Records that describe figures

——

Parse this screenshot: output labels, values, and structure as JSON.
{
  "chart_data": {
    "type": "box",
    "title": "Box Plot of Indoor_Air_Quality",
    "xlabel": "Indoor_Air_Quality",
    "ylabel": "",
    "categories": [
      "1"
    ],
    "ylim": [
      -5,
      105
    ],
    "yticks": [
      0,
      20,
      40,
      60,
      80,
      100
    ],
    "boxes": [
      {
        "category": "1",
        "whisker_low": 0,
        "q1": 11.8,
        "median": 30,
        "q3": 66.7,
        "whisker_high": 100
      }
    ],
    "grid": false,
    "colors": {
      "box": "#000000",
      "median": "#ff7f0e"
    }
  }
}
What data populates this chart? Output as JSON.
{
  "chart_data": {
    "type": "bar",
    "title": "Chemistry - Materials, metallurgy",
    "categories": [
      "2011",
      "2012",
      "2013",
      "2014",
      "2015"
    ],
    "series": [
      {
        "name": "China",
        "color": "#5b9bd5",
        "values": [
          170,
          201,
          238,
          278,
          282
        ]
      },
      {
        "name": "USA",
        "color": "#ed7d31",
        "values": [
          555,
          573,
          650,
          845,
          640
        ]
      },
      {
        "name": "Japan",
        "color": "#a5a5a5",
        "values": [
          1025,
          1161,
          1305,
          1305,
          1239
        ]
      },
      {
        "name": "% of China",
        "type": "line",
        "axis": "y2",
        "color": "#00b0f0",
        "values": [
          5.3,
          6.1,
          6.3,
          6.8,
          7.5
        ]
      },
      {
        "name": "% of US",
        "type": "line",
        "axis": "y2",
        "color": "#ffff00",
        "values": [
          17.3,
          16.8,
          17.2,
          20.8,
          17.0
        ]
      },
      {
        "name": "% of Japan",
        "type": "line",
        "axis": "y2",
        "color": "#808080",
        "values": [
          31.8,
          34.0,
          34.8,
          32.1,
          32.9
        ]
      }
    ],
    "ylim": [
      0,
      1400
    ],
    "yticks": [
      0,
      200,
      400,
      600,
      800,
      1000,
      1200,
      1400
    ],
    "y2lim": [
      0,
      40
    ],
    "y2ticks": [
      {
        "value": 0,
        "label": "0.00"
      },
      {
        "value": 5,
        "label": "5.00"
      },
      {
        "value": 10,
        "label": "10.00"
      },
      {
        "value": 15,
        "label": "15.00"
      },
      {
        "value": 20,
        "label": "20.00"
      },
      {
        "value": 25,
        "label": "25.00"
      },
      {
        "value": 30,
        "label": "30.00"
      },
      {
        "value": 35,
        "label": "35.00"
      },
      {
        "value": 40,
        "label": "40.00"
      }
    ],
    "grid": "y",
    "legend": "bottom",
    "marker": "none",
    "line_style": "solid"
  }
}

——

:: INSTRUCTIONS FOR THE TASK ::
Repeat every entry exactly, please.

:: RESULT FOR THIS TASK ::
Parse this screenshot: output labels, values, and structure as JSON.
{
  "chart_data": {
    "type": "box",
    "title": "Box Plot of Indoor_Air_Quality",
    "xlabel": "Indoor_Air_Quality",
    "ylabel": "",
    "categories": [
      "1"
    ],
    "ylim": [
      -5,
      105
    ],
    "yticks": [
      0,
      20,
      40,
      60,
      80,
      100
    ],
    "boxes": [
      {
        "category": "1",
        "whisker_low": 0,
        "q1": 11.8,
        "median": 30,
        "q3": 66.7,
        "whisker_high": 100
      }
    ],
    "grid": false,
    "colors": {
      "box": "#000000",
      "median": "#ff7f0e"
    }
  }
}
What data populates this chart? Output as JSON.
{
  "chart_data": {
    "type": "bar",
    "title": "Chemistry - Materials, metallurgy",
    "categories": [
      "2011",
      "2012",
      "2013",
      "2014",
      "2015"
    ],
    "series": [
      {
        "name": "China",
        "color": "#5b9bd5",
        "values": [
          170,
          201,
          238,
          278,
          282
        ]
      },
      {
        "name": "USA",
        "color": "#ed7d31",
        "values": [
          555,
          573,
          650,
          845,
          640
        ]
      },
      {
        "name": "Japan",
        "color": "#a5a5a5",
        "values": [
          1025,
          1161,
          1305,
          1305,
          1239
        ]
      },
      {
        "name": "% of China",
        "type": "line",
        "axis": "y2",
        "color": "#00b0f0",
        "values": [
          5.3,
          6.1,
          6.3,
          6.8,
          7.5
        ]
      },
      {
        "name": "% of US",
        "type": "line",
        "axis": "y2",
        "color": "#ffff00",
        "values": [
          17.3,
          16.8,
          17.2,
          20.8,
          17.0
        ]
      },
      {
        "name": "% of Japan",
        "type": "line",
        "axis": "y2",
        "color": "#808080",
        "values": [
          31.8,
          34.0,
          34.8,
          32.1,
          32.9
        ]
      }
    ],
    "ylim": [
      0,
      1400
    ],
    "yticks": [
      0,
      200,
      400,
      600,
      800,
      1000,
      1200,
      1400
    ],
    "y2lim": [
      0,
      40
    ],
    "y2ticks": [
      {
        "value": 0,
        "label": "0.00"
      },
      {
        "value": 5,
        "label": "5.00"
      },
      {
        "value": 10,
        "label": "10.00"
      },
      {
        "value": 15,
        "label": "15.00"
      },
      {
        "value": 20,
        "label": "20.00"
      },
      {
        "value": 25,
        "label": "25.00"
      },
      {
        "value": 30,
        "label": "30.00"
      },
      {
        "value": 35,
        "label": "35.00"
      },
      {
        "value": 40,
        "label": "40.00"
      }
    ],
    "grid": "y",
    "legend": "bottom",
    "marker": "none",
    "line_style": "solid"
  }
}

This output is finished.